Recorded data:
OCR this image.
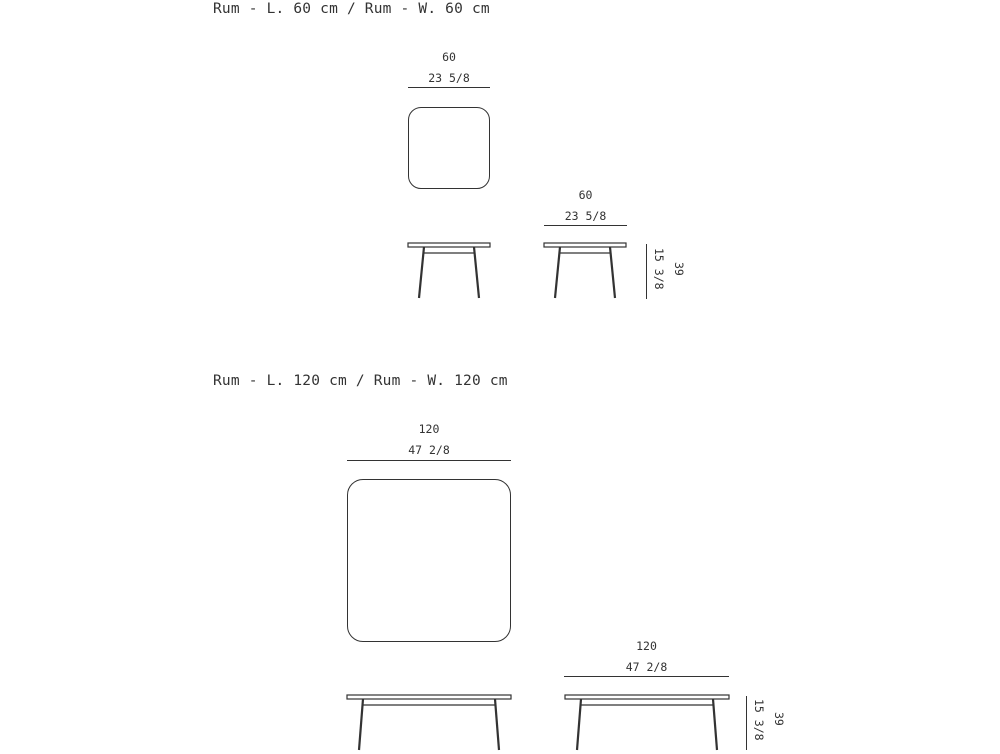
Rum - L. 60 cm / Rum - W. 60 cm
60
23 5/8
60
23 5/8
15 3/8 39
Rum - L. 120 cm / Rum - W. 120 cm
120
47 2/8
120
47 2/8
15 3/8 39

* * *

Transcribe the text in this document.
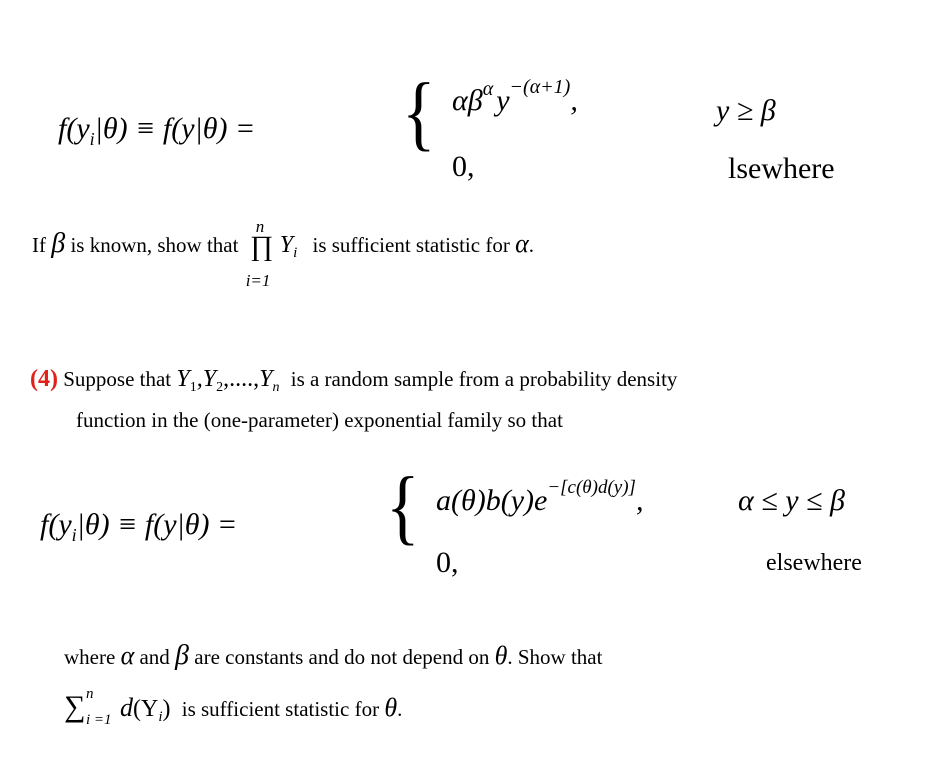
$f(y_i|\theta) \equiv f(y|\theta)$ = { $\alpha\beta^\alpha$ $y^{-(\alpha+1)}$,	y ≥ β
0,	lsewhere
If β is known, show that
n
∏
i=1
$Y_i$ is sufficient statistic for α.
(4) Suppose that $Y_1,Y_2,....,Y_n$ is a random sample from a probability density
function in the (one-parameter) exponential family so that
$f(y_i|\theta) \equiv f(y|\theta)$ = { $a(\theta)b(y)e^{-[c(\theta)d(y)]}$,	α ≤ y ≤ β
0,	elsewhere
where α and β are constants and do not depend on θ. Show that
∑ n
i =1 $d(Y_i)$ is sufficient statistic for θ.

-- Set exercise --
Locate all lines in the listing above with the word "theta" and copy them.

-- Solution to the problem --
$f(y_i|\theta) \equiv f(y|\theta)$ = { $\alpha\beta^\alpha$ $y^{-(\alpha+1)}$,	y ≥ β
$f(y_i|\theta) \equiv f(y|\theta)$ = { $a(\theta)b(y)e^{-[c(\theta)d(y)]}$,	α ≤ y ≤ β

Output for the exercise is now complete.